## [Aim of the exercise]
Locate every line in the listing below that contains the string "thermal" and copy each one out in full.

## [Working data]
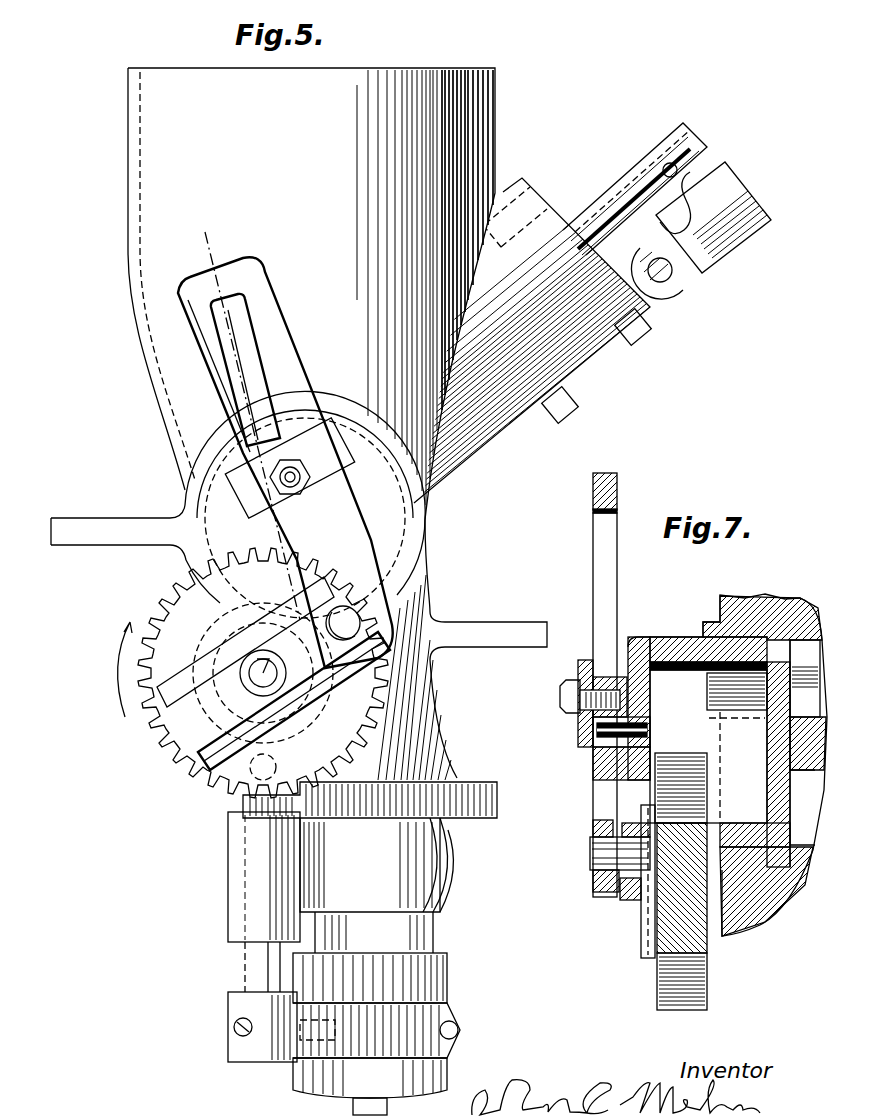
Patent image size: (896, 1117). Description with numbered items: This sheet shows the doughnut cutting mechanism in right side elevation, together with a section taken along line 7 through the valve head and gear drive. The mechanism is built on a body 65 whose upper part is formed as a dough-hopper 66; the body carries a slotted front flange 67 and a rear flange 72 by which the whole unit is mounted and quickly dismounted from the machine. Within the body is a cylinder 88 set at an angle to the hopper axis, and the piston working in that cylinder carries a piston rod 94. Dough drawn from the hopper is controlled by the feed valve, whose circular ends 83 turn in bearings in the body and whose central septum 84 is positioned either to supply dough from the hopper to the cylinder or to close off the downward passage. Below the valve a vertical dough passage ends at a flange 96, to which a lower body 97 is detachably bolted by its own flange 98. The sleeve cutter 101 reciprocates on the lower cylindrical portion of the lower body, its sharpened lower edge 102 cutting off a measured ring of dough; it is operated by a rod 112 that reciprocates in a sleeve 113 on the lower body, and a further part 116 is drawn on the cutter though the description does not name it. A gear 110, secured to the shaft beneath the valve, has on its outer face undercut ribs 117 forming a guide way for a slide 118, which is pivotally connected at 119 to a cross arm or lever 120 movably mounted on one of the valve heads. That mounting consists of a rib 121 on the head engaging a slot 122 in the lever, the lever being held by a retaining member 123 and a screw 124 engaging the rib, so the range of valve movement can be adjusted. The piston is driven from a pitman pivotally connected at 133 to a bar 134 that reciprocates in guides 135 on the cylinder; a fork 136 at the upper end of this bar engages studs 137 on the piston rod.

In FIG. 5, the section line 7— 7 is at (223, 240).
In FIG. 5, the body 65 is at (132, 344).
In FIG. 5, the dough-hopper 66 is at (311, 424).
In FIG. 5, the front flange 67 is at (61, 522).
In FIG. 5, the rear flange 72 is at (526, 636).
In FIG. 5, the circular ends of the valve 83 is at (192, 482).
In FIG. 7, the circular ends of the valve 83 is at (724, 648).
In FIG. 7, the central plate or septum 84 is at (800, 745).
In FIG. 5, the cylinder 88 is at (520, 436).
In FIG. 5, the piston rod 94 is at (593, 223).
In FIG. 5, the flange 96 is at (463, 786).
In FIG. 5, the lower body 97 is at (471, 884).
In FIG. 5, the flange 98 is at (497, 812).
In FIG. 5, the cylindrical or sleeve cutter 101 is at (447, 986).
In FIG. 5, the sharpened lower edge 102 is at (300, 1096).
In FIG. 5, the gear 110 is at (138, 660).
In FIG. 7, the gear 110 is at (708, 985).
In FIG. 5, the rod 112 is at (256, 961).
In FIG. 5, the sleeve 113 is at (230, 879).
In FIG. 5, the pin 116 is at (456, 1046).
In FIG. 5, the undercut ribs 117 is at (156, 722).
In FIG. 7, the undercut ribs 117 is at (646, 921).
In FIG. 5, the slide 118 is at (215, 732).
In FIG. 7, the slide 118 is at (626, 890).
In FIG. 5, the pivotal connection 119 is at (362, 630).
In FIG. 7, the pivotal connection 119 is at (597, 853).
In FIG. 5, the cross arm or lever 120 is at (283, 330).
In FIG. 7, the cross arm or lever 120 is at (618, 484).
In FIG. 5, the rib 121 is at (432, 522).
In FIG. 7, the rib 121 is at (595, 776).
In FIG. 5, the slot 122 is at (249, 305).
In FIG. 7, the slot 122 is at (612, 573).
In FIG. 5, the retaining member 123 is at (248, 460).
In FIG. 7, the retaining member 123 is at (579, 739).
In FIG. 5, the screw 124 is at (291, 462).
In FIG. 7, the screw 124 is at (559, 701).
In FIG. 5, the pivotal connection 133 is at (673, 274).
In FIG. 5, the bar 134 is at (664, 300).
In FIG. 5, the guides 135 is at (577, 397).
In FIG. 5, the fork 136 is at (694, 174).
In FIG. 5, the studs 137 is at (655, 171).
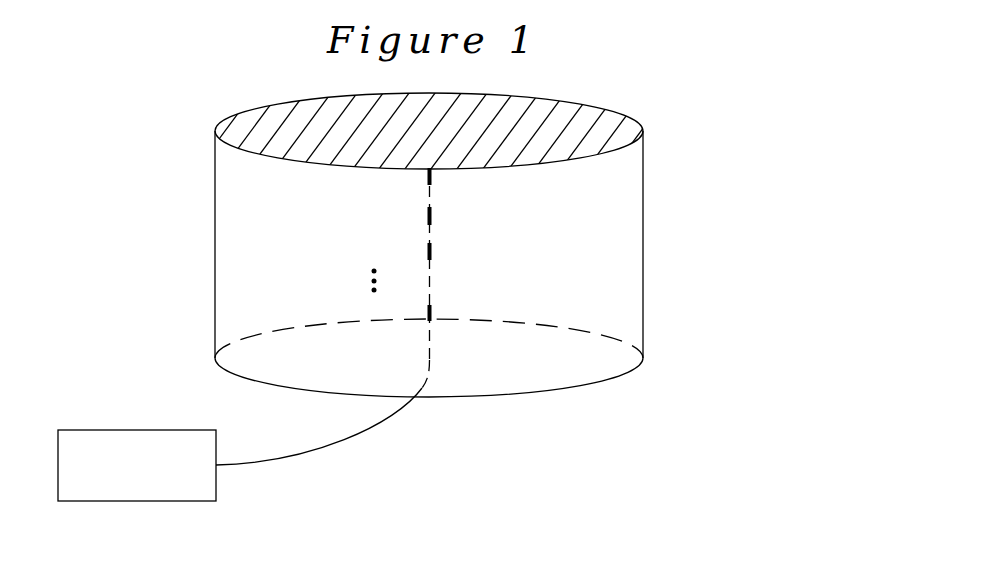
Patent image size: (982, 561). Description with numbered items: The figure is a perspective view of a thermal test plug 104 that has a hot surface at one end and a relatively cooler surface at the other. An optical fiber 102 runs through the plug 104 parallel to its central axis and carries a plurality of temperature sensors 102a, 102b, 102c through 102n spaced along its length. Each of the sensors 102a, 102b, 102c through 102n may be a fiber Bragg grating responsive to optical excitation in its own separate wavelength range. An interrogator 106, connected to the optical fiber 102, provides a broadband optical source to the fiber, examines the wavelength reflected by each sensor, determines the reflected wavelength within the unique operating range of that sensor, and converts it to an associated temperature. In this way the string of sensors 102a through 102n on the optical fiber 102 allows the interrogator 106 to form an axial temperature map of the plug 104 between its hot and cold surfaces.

The optical fiber 102 is at (356, 316).
The temperature sensor 102a is at (428, 172).
The temperature sensor 102b is at (428, 209).
The temperature sensor 102c is at (428, 245).
The temperature sensor 102n is at (428, 314).
The thermal test plug 104 is at (427, 234).
The interrogator 106 is at (134, 448).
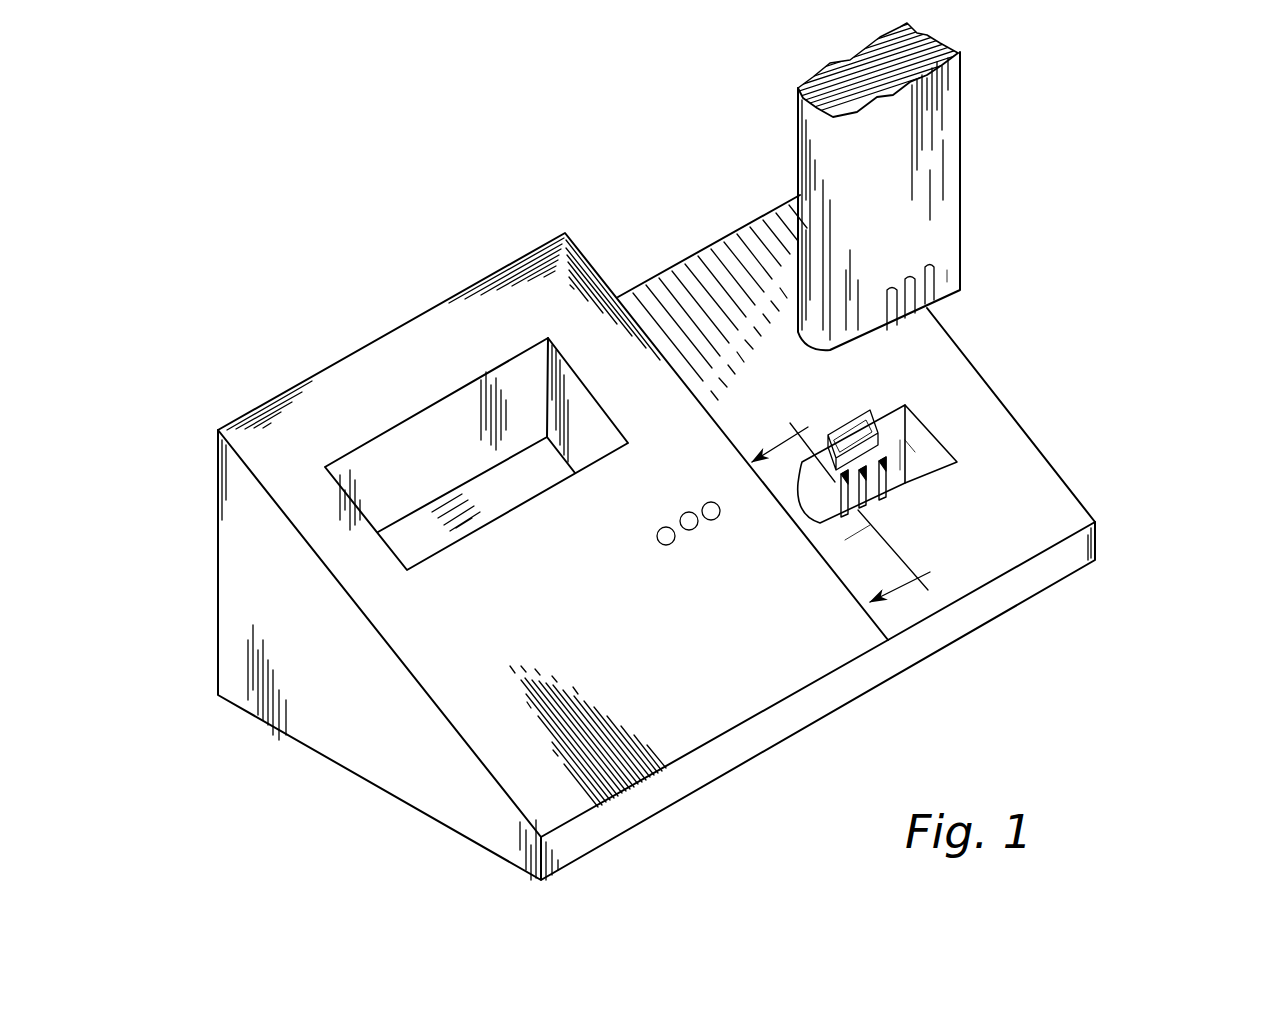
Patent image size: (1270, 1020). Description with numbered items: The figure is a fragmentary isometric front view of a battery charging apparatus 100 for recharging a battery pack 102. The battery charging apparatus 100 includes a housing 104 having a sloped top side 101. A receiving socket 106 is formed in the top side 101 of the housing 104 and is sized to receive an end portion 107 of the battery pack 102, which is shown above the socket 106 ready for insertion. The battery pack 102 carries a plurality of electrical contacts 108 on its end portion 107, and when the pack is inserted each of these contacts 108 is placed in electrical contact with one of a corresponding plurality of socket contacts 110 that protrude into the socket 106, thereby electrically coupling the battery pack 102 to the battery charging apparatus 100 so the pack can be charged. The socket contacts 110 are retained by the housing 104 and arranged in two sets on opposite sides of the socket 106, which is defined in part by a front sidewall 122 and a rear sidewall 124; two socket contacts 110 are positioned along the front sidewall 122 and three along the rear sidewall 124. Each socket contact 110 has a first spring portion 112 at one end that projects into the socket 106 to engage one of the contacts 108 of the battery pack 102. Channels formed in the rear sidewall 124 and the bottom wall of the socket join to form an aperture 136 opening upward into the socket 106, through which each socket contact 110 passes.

The battery charging apparatus 100 is at (1057, 648).
The sloped top side 101 is at (943, 350).
The battery pack 102 is at (947, 117).
The housing 104 is at (732, 250).
The receiving socket 106 is at (828, 505).
The end portion 107 is at (947, 275).
The electrical contacts 108 is at (926, 268).
The socket contacts 110 is at (907, 500).
The first spring portion 112 is at (897, 430).
The front sidewall 122 is at (858, 523).
The rear sidewall 124 is at (900, 452).
The aperture 136 is at (834, 432).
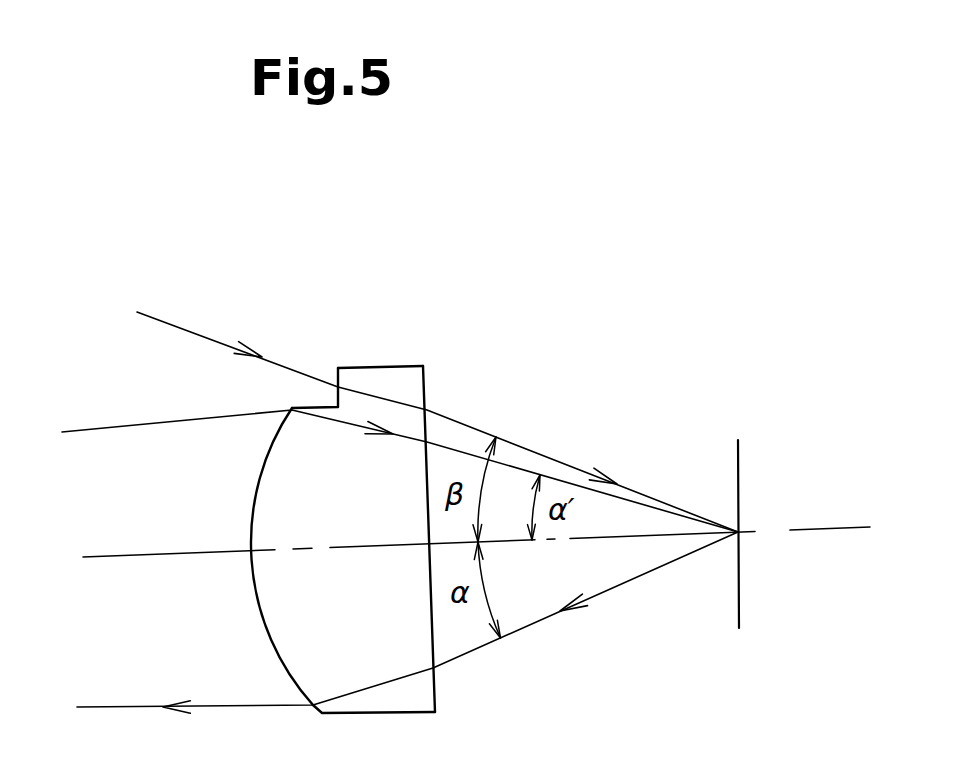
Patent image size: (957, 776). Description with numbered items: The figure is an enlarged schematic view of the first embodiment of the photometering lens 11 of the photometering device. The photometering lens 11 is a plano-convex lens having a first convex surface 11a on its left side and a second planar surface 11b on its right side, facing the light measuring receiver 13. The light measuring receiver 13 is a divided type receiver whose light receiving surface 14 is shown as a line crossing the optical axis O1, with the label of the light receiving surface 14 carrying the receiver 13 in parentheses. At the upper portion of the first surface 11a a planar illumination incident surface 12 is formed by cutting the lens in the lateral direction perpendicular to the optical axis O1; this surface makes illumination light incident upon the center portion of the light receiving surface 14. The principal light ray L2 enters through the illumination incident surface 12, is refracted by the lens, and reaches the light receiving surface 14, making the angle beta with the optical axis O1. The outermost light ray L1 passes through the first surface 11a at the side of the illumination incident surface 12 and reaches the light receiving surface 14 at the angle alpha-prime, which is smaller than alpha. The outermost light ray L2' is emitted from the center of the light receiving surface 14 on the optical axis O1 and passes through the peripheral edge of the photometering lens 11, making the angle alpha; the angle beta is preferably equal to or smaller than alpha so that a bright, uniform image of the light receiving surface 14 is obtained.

The photometering lens 11 is at (331, 490).
The first convex surface 11a is at (257, 600).
The second planar surface 11b is at (435, 636).
The illumination incident surface 12 is at (336, 369).
The light measuring receiver 13 is at (738, 473).
The light receiving surface 14 is at (704, 489).
The optical axis O1 is at (454, 554).
The outermost light ray L1 is at (375, 471).
The principal light ray L2 is at (415, 410).
The outermost light ray L2' is at (380, 627).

## [Reply to the task]
Patent image size: (982, 561). Description with numbered items: The figure is a perspective view of a thermal test plug 104 that has a hot surface at one end and a relatively cooler surface at the other. An optical fiber 102 runs through the plug 104 parallel to its central axis and carries a plurality of temperature sensors 102a, 102b, 102c through 102n spaced along its length. Each of the sensors 102a, 102b, 102c through 102n may be a fiber Bragg grating responsive to optical excitation in its own separate wavelength range. An interrogator 106, connected to the optical fiber 102, provides a broadband optical source to the fiber, examines the wavelength reflected by each sensor, determines the reflected wavelength within the unique operating range of that sensor, and converts it to an associated temperature. In this way the string of sensors 102a through 102n on the optical fiber 102 allows the interrogator 106 to form an axial temperature map of the plug 104 between its hot and cold surfaces.
The thermal test plug 104 is at (427, 234).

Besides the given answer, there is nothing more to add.